— Begin —

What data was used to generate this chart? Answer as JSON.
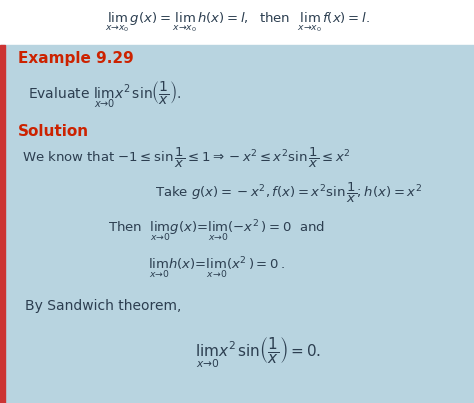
{
  "bg_color_white": "#ffffff",
  "bg_color_main": "#b8d4e0",
  "left_bar_color": "#cc3333",
  "example_color": "#cc2200",
  "solution_color": "#cc2200",
  "text_color": "#2c3e50",
  "figsize": [
    4.74,
    4.03
  ],
  "dpi": 100,
  "example_label": "Example 9.29",
  "solution_label": "Solution",
  "bysandwich_text": "By Sandwich theorem,"
}
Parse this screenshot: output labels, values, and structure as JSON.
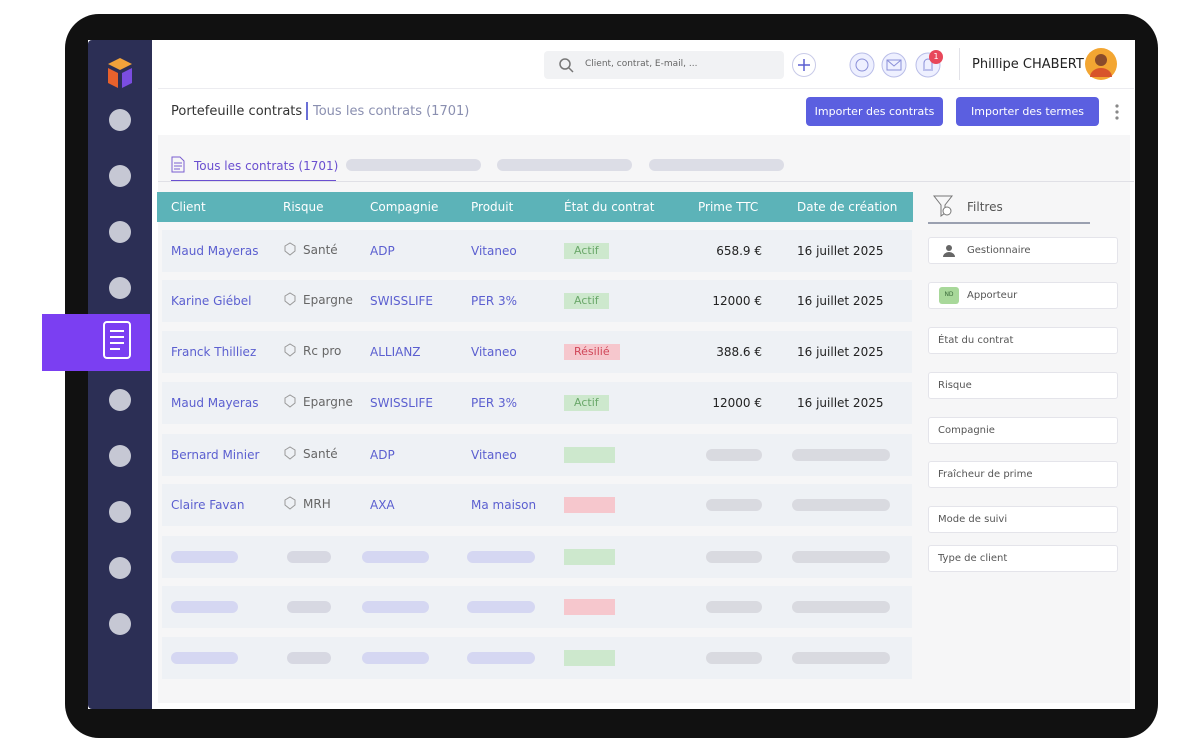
{
  "topbar": {
    "search_placeholder": "Client, contrat, E-mail, ...",
    "notification_count": 1,
    "user_name": "Phillipe CHABERT"
  },
  "breadcrumb": {
    "section": "Portefeuille contrats",
    "current": "Tous les contrats (1701)"
  },
  "actions": [
    "Importer des contrats",
    "Importer des termes"
  ],
  "tabs": [
    "Tous les contrats (1701)"
  ],
  "table": {
    "columns": [
      "Client",
      "Risque",
      "Compagnie",
      "Produit",
      "État du contrat",
      "Prime TTC",
      "Date de création"
    ],
    "rows": [
      [
        "Maud Mayeras",
        "Santé",
        "ADP",
        "Vitaneo",
        "Actif",
        "658.9 €",
        "16 juillet 2025"
      ],
      [
        "Karine Giébel",
        "Epargne",
        "SWISSLIFE",
        "PER 3%",
        "Actif",
        "12000 €",
        "16 juillet 2025"
      ],
      [
        "Franck Thilliez",
        "Rc pro",
        "ALLIANZ",
        "Vitaneo",
        "Résilié",
        "388.6 €",
        "16 juillet 2025"
      ],
      [
        "Maud Mayeras",
        "Epargne",
        "SWISSLIFE",
        "PER 3%",
        "Actif",
        "12000 €",
        "16 juillet 2025"
      ],
      [
        "Bernard Minier",
        "Santé",
        "ADP",
        "Vitaneo"
      ],
      [
        "Claire Favan",
        "MRH",
        "AXA",
        "Ma maison"
      ]
    ]
  },
  "filters": {
    "title": "Filtres",
    "apporteur_badge": "ND",
    "items": [
      "Gestionnaire",
      "Apporteur",
      "État du contrat",
      "Risque",
      "Compagnie",
      "Fraîcheur de prime",
      "Mode de suivi",
      "Type de client"
    ]
  }
}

— End —

§ **WHAT YOU ARE ASKED TO DO**
Look through the entries above and report the number of lines that contain "Tous". Write only the number.

§ **SOLUTION TO THE EXERCISE**
2